__The request__. Write out every line of the material as it stands, apart from the pictures.

__Input records__.
..............................

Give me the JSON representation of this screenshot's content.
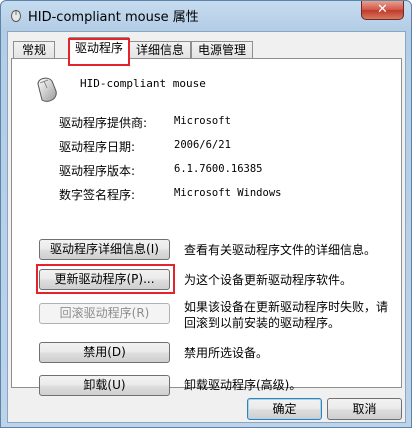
{
  "window": {
    "title": "HID-compliant mouse 属性",
    "close_glyph": "✕"
  },
  "tabs": [
    {
      "label": "常规"
    },
    {
      "label": "驱动程序",
      "active": true
    },
    {
      "label": "详细信息"
    },
    {
      "label": "电源管理"
    }
  ],
  "device": {
    "icon": "mouse-icon",
    "name": "HID-compliant mouse"
  },
  "properties": [
    {
      "label": "驱动程序提供商:",
      "value": "Microsoft"
    },
    {
      "label": "驱动程序日期:",
      "value": "2006/6/21"
    },
    {
      "label": "驱动程序版本:",
      "value": "6.1.7600.16385"
    },
    {
      "label": "数字签名程序:",
      "value": "Microsoft Windows"
    }
  ],
  "actions": [
    {
      "button": "驱动程序详细信息(I)",
      "description": "查看有关驱动程序文件的详细信息。",
      "enabled": true
    },
    {
      "button": "更新驱动程序(P)...",
      "description": "为这个设备更新驱动程序软件。",
      "enabled": true
    },
    {
      "button": "回滚驱动程序(R)",
      "description_line1": "如果该设备在更新驱动程序时失败，请",
      "description_line2": "回滚到以前安装的驱动程序。",
      "enabled": false
    },
    {
      "button": "禁用(D)",
      "description": "禁用所选设备。",
      "enabled": true
    },
    {
      "button": "卸载(U)",
      "description": "卸载驱动程序(高级)。",
      "enabled": true
    }
  ],
  "footer": {
    "ok_label": "确定",
    "cancel_label": "取消"
  },
  "colors": {
    "highlight": "#e3252b"
  }
}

..............................

__Solution below__.
Give me the JSON representation of this screenshot's content.
{
  "window": {
    "title": "HID-compliant mouse 属性",
    "close_glyph": "✕"
  },
  "tabs": [
    {
      "label": "常规"
    },
    {
      "label": "驱动程序",
      "active": true
    },
    {
      "label": "详细信息"
    },
    {
      "label": "电源管理"
    }
  ],
  "device": {
    "icon": "mouse-icon",
    "name": "HID-compliant mouse"
  },
  "properties": [
    {
      "label": "驱动程序提供商:",
      "value": "Microsoft"
    },
    {
      "label": "驱动程序日期:",
      "value": "2006/6/21"
    },
    {
      "label": "驱动程序版本:",
      "value": "6.1.7600.16385"
    },
    {
      "label": "数字签名程序:",
      "value": "Microsoft Windows"
    }
  ],
  "actions": [
    {
      "button": "驱动程序详细信息(I)",
      "description": "查看有关驱动程序文件的详细信息。",
      "enabled": true
    },
    {
      "button": "更新驱动程序(P)...",
      "description": "为这个设备更新驱动程序软件。",
      "enabled": true
    },
    {
      "button": "回滚驱动程序(R)",
      "description_line1": "如果该设备在更新驱动程序时失败，请",
      "description_line2": "回滚到以前安装的驱动程序。",
      "enabled": false
    },
    {
      "button": "禁用(D)",
      "description": "禁用所选设备。",
      "enabled": true
    },
    {
      "button": "卸载(U)",
      "description": "卸载驱动程序(高级)。",
      "enabled": true
    }
  ],
  "footer": {
    "ok_label": "确定",
    "cancel_label": "取消"
  },
  "colors": {
    "highlight": "#e3252b"
  }
}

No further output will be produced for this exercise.